* [YOUR OBJECTIVE]: Only the lines from the one holding "What's the underlying" to the end should be retyped, exactly, with both ends included and no pictures.

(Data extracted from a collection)
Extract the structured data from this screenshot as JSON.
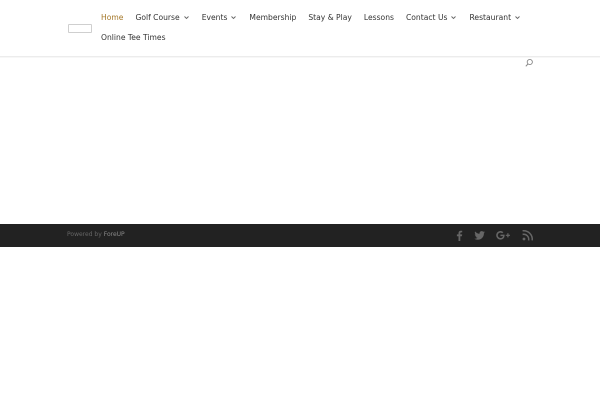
{
  "nav": {
    "items": [
      {
        "label": "Home",
        "active": true,
        "has_dropdown": false
      },
      {
        "label": "Golf Course",
        "active": false,
        "has_dropdown": true
      },
      {
        "label": "Events",
        "active": false,
        "has_dropdown": true
      },
      {
        "label": "Membership",
        "active": false,
        "has_dropdown": false
      },
      {
        "label": "Stay & Play",
        "active": false,
        "has_dropdown": false
      },
      {
        "label": "Lessons",
        "active": false,
        "has_dropdown": false
      },
      {
        "label": "Contact Us",
        "active": false,
        "has_dropdown": true
      },
      {
        "label": "Restaurant",
        "active": false,
        "has_dropdown": true
      }
    ],
    "second_row": [
      {
        "label": "Online Tee Times",
        "active": false,
        "has_dropdown": false
      }
    ]
  },
  "search": {
    "icon": "search-icon"
  },
  "footer": {
    "credit_prefix": "Powered by",
    "credit_brand": "ForeUP",
    "social": [
      "facebook-icon",
      "twitter-icon",
      "google-plus-icon",
      "rss-icon"
    ]
  },
  "colors": {
    "active_nav": "#a5782a",
    "nav_text": "#333333",
    "footer_bg": "#222222",
    "footer_icon": "#666666"
  }
}
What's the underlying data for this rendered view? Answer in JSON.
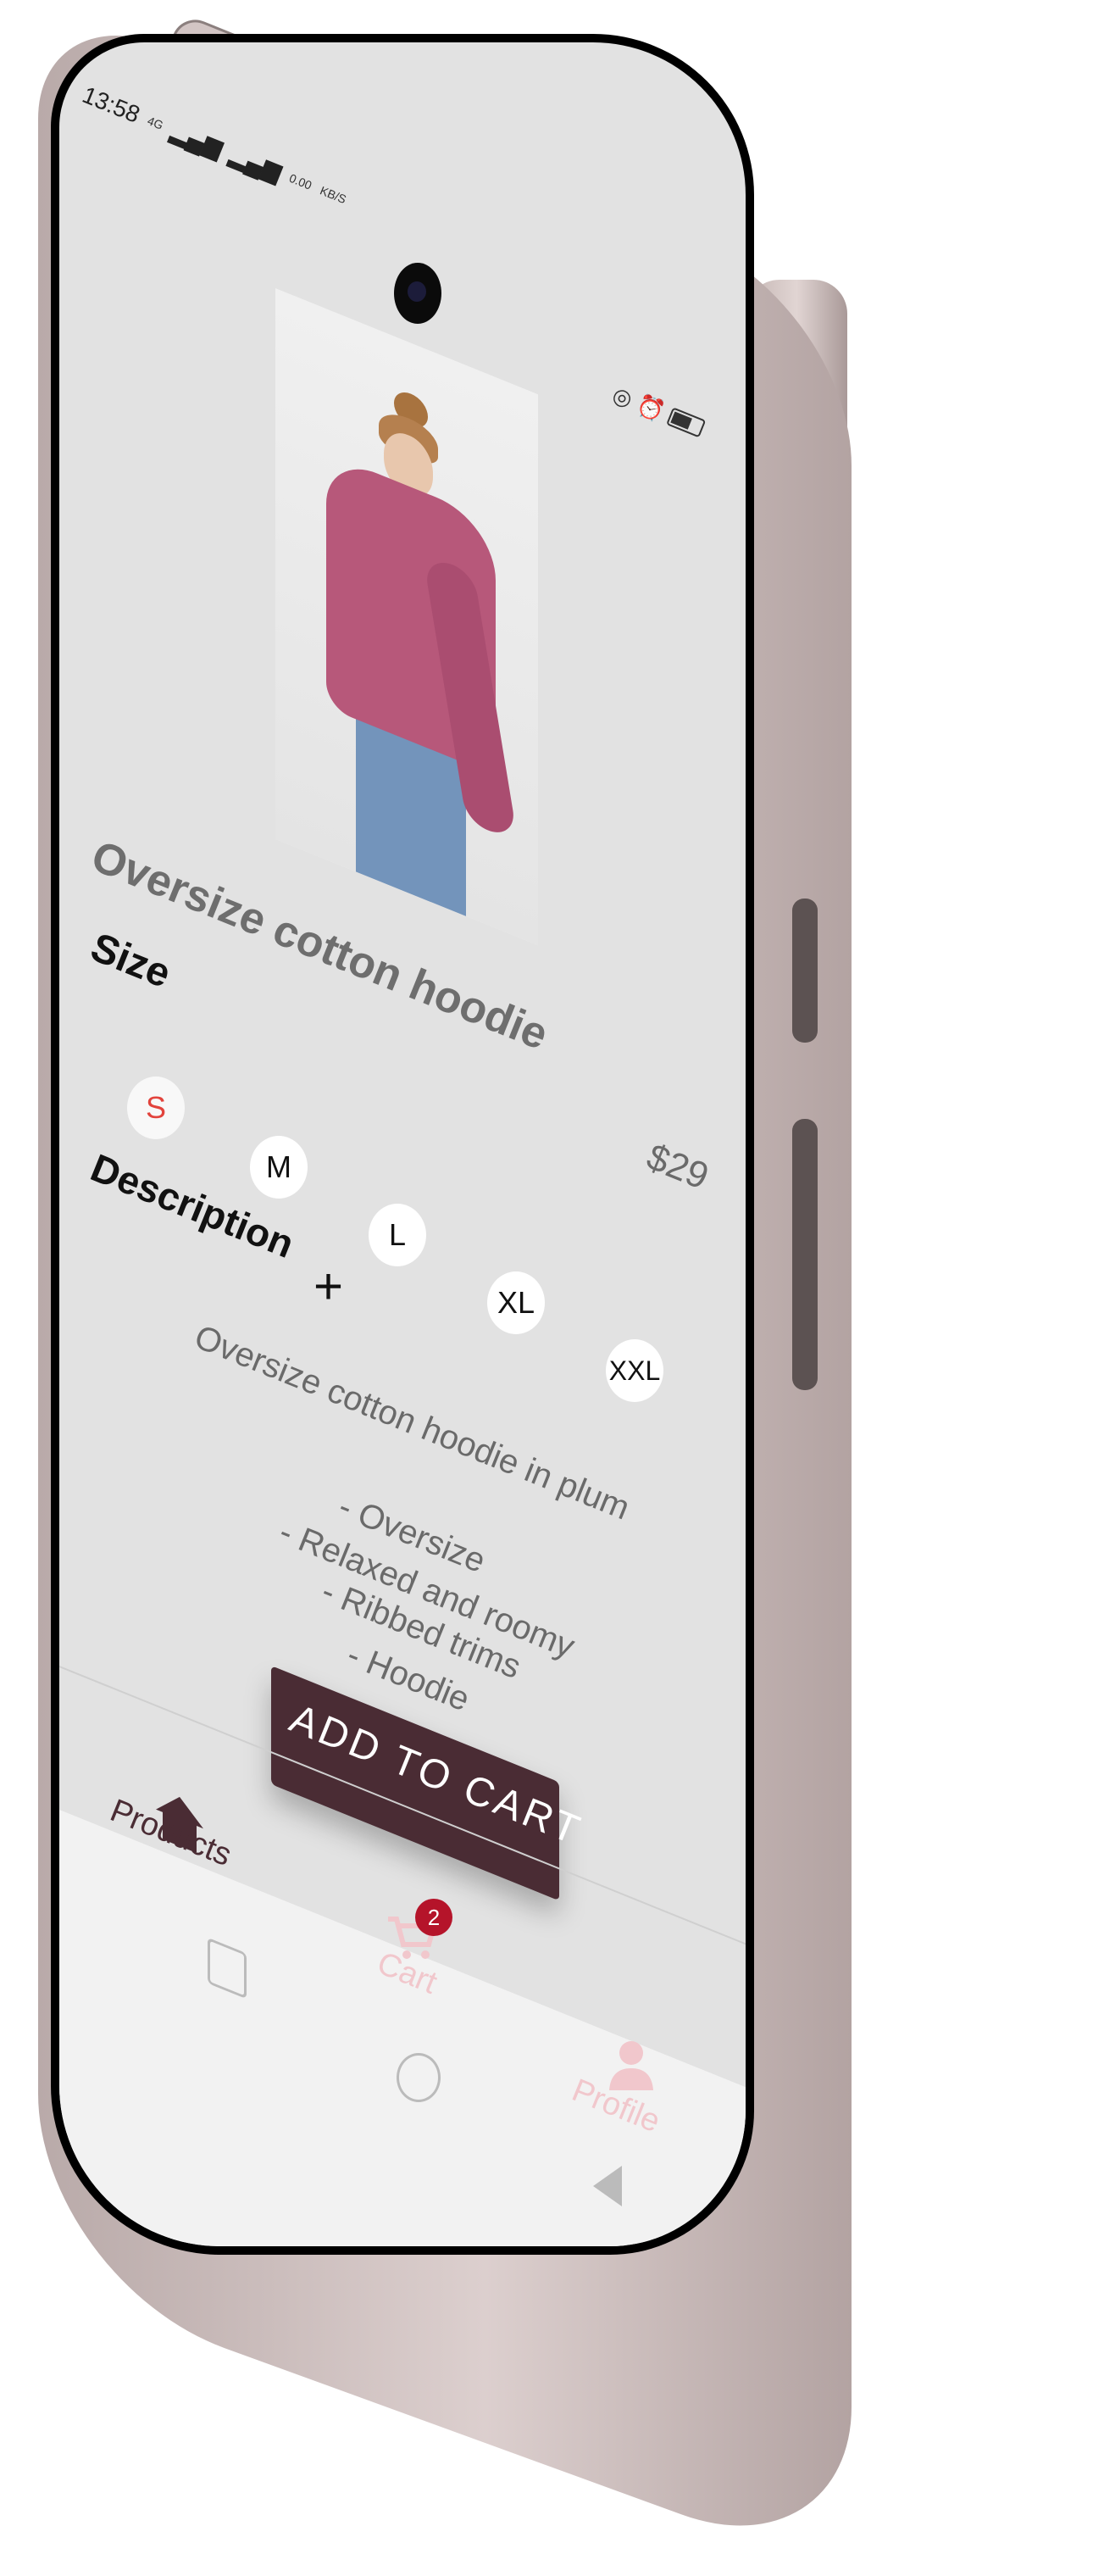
{
  "status_bar": {
    "time": "13:58",
    "network": "4G",
    "speed": "0.00",
    "speed_unit": "KB/S"
  },
  "product": {
    "title": "Oversize cotton hoodie",
    "price": "$29",
    "size_label": "Size",
    "sizes": [
      "S",
      "M",
      "L",
      "XL",
      "XXL"
    ],
    "selected_size": "S",
    "description_label": "Description",
    "expand_symbol": "+",
    "description": "Oversize cotton hoodie in plum",
    "features": [
      "- Oversize",
      "- Relaxed and roomy",
      "- Ribbed trims",
      "- Hoodie"
    ],
    "add_to_cart_label": "ADD TO CART"
  },
  "bottom_nav": {
    "items": [
      {
        "label": "Products",
        "icon": "home-icon",
        "active": true
      },
      {
        "label": "Cart",
        "icon": "cart-icon",
        "active": false
      },
      {
        "label": "Profile",
        "icon": "person-icon",
        "active": false
      }
    ],
    "cart_badge": "2"
  },
  "colors": {
    "accent": "#4a2c34",
    "selected_size": "#e2433c",
    "badge": "#b5142a",
    "screen_bg": "#e2e2e2"
  }
}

* [ANSWER TO THE EXERCISE]:
What's the underlying data for this rendered view? Answer in JSON.
{
  "status_bar": {
    "time": "13:58",
    "network": "4G",
    "speed": "0.00",
    "speed_unit": "KB/S"
  },
  "product": {
    "title": "Oversize cotton hoodie",
    "price": "$29",
    "size_label": "Size",
    "sizes": [
      "S",
      "M",
      "L",
      "XL",
      "XXL"
    ],
    "selected_size": "S",
    "description_label": "Description",
    "expand_symbol": "+",
    "description": "Oversize cotton hoodie in plum",
    "features": [
      "- Oversize",
      "- Relaxed and roomy",
      "- Ribbed trims",
      "- Hoodie"
    ],
    "add_to_cart_label": "ADD TO CART"
  },
  "bottom_nav": {
    "items": [
      {
        "label": "Products",
        "icon": "home-icon",
        "active": true
      },
      {
        "label": "Cart",
        "icon": "cart-icon",
        "active": false
      },
      {
        "label": "Profile",
        "icon": "person-icon",
        "active": false
      }
    ],
    "cart_badge": "2"
  },
  "colors": {
    "accent": "#4a2c34",
    "selected_size": "#e2433c",
    "badge": "#b5142a",
    "screen_bg": "#e2e2e2"
  }
}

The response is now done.